What is required: Copy every line of the data exactly, leaving nothing out.

Supplied information:

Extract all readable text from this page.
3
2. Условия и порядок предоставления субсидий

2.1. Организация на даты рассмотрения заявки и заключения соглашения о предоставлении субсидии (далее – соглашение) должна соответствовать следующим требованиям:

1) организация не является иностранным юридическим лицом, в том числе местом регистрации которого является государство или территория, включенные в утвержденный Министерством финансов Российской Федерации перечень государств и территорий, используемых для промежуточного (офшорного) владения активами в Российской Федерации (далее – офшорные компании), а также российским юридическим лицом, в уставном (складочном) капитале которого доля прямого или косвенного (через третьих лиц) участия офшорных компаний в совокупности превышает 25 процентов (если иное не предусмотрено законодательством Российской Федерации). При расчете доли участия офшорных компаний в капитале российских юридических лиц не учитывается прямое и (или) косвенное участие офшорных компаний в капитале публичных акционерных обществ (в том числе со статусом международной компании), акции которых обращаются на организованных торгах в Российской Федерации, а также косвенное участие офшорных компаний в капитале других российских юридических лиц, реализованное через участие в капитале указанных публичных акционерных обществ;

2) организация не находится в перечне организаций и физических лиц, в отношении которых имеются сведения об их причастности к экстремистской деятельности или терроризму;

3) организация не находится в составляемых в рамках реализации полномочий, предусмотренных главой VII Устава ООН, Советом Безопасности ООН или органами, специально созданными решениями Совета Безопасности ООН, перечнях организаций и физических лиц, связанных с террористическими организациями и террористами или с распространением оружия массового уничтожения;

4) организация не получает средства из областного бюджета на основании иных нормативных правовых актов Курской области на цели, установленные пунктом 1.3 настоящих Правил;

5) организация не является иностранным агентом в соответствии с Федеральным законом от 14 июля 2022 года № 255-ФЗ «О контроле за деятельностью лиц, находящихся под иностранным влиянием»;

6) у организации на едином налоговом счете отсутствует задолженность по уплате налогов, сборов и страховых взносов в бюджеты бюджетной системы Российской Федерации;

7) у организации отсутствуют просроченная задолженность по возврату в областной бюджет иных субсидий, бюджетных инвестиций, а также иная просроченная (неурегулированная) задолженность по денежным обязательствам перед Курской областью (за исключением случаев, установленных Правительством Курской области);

Solution for this task:
Extract all readable text from this page.
3
2. Условия и порядок предоставления субсидий

2.1. Организация на даты рассмотрения заявки и заключения соглашения о предоставлении субсидии (далее – соглашение) должна соответствовать следующим требованиям:

1) организация не является иностранным юридическим лицом, в том числе местом регистрации которого является государство или территория, включенные в утвержденный Министерством финансов Российской Федерации перечень государств и территорий, используемых для промежуточного (офшорного) владения активами в Российской Федерации (далее – офшорные компании), а также российским юридическим лицом, в уставном (складочном) капитале которого доля прямого или косвенного (через третьих лиц) участия офшорных компаний в совокупности превышает 25 процентов (если иное не предусмотрено законодательством Российской Федерации). При расчете доли участия офшорных компаний в капитале российских юридических лиц не учитывается прямое и (или) косвенное участие офшорных компаний в капитале публичных акционерных обществ (в том числе со статусом международной компании), акции которых обращаются на организованных торгах в Российской Федерации, а также косвенное участие офшорных компаний в капитале других российских юридических лиц, реализованное через участие в капитале указанных публичных акционерных обществ;

2) организация не находится в перечне организаций и физических лиц, в отношении которых имеются сведения об их причастности к экстремистской деятельности или терроризму;

3) организация не находится в составляемых в рамках реализации полномочий, предусмотренных главой VII Устава ООН, Советом Безопасности ООН или органами, специально созданными решениями Совета Безопасности ООН, перечнях организаций и физических лиц, связанных с террористическими организациями и террористами или с распространением оружия массового уничтожения;

4) организация не получает средства из областного бюджета на основании иных нормативных правовых актов Курской области на цели, установленные пунктом 1.3 настоящих Правил;

5) организация не является иностранным агентом в соответствии с Федеральным законом от 14 июля 2022 года № 255-ФЗ «О контроле за деятельностью лиц, находящихся под иностранным влиянием»;

6) у организации на едином налоговом счете отсутствует задолженность по уплате налогов, сборов и страховых взносов в бюджеты бюджетной системы Российской Федерации;

7) у организации отсутствуют просроченная задолженность по возврату в областной бюджет иных субсидий, бюджетных инвестиций, а также иная просроченная (неурегулированная) задолженность по денежным обязательствам перед Курской областью (за исключением случаев, установленных Правительством Курской области);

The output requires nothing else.